**WORK INSTRUCTION 1**
Set down the passage on refugee permanency word for word, everything from "The Kaldor Centre" down to "existing legislative provisions.".
**WORK INSTRUCTION 2**
Answer these questions from the passage on refugee permanency:
(a) What position does Jana Favero hold, and at which organization?
(b) What did Clare O'Neil blame for the delay in reforms?
(c) What rights does New Zealand grant refugees when they arrive?

**EXCERPT**
What does this say about the optics of Labor’s commitment to an election pledge for humane treatment?
“I wish politicians and bureaucrats knew the devastating impact that their lack of action has on people who have been in the community for a decade, denied the right to rebuild their lives and separated from their families,” says Jana Favero, director of advocacy at the Asylum Seeker Resource Centre.
“The lack of an announcement, the lack of clear communication and the lack of compassion from the government is harmful. Every day we’re being contacted by people subjected to the rigged fast-track system asking how they will get a pathway to permanency and when this will happen.”
If the government is dragging its feet on reforms because it regards them as complex, refugee advocates are not having a bar of it. Minister for Home Affairs, Clare O’Neil, blamed complexity for tardiness last year in a TV interview. But advocates point to the ease with which reforms can be implemented, and that it’s been Labor’s policy for years.
The Kaldor Centre for International Refugee Law has also provided information on mechanisms available to the government for quick, effective reform within existing legislative provisions.
Yet, in comparison, refugees across the ditch have no such problems. New Zealand grants refugees full permanency rights when they arrive. In fact, Australia is the only country in the world to subject people it has formally recognised as refugees to temporary status, with no firm pathway to permanence.
New Zealand’s compassionate stance has precipitated strong community support, fostered refugee empowerment and self-sufficiency, and bolstered refugee services.

**RECORDS SUPPLIED**
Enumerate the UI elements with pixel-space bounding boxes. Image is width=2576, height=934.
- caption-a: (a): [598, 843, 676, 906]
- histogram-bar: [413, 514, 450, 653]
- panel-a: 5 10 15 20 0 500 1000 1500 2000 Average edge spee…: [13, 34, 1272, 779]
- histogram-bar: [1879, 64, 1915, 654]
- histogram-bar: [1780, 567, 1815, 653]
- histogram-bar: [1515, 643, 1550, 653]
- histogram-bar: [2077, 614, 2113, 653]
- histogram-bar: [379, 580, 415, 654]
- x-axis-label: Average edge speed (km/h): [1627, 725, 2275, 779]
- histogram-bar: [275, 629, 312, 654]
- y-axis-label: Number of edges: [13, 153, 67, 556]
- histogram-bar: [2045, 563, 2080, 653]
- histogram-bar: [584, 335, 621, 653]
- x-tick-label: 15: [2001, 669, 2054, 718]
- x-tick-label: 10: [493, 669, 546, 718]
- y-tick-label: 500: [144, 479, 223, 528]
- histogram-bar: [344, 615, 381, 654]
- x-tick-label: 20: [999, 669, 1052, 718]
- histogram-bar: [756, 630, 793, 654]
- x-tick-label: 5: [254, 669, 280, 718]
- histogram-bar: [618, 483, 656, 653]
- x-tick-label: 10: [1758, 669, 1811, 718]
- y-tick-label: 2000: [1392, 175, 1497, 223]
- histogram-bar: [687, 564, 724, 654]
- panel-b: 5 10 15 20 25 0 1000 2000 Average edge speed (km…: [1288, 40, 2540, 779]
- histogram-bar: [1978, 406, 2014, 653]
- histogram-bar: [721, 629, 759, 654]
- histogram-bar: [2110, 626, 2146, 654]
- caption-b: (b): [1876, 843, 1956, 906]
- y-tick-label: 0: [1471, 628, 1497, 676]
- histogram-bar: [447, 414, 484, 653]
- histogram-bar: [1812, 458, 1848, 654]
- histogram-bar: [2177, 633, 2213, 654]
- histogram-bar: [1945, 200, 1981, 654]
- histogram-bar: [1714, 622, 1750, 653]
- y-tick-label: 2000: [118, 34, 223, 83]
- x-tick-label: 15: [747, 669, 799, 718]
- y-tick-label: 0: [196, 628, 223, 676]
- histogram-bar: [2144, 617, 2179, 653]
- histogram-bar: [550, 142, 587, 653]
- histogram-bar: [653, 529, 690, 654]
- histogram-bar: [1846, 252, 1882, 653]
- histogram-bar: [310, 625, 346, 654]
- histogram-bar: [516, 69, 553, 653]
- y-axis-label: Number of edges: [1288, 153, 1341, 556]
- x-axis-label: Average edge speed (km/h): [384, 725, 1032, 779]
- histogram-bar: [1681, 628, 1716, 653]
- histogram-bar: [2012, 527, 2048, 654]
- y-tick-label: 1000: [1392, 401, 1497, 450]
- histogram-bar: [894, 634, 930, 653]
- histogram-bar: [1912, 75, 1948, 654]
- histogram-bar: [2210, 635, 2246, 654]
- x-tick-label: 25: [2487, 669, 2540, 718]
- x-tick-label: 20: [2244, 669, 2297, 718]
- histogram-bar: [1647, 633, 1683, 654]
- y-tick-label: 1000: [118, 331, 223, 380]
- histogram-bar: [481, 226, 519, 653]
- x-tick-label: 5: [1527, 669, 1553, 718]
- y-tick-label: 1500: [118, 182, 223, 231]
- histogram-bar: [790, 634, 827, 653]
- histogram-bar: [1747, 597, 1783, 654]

**TASK ANSWER 1**
The Kaldor Centre for International Refugee Law has also provided information on mechanisms available to the government for quick, effective reform within existing legislative provisions.

**TASK ANSWER 2**
(a) Director of advocacy at the Asylum Seeker Resource Centre.
(b) Complexity.
(c) Full permanency rights.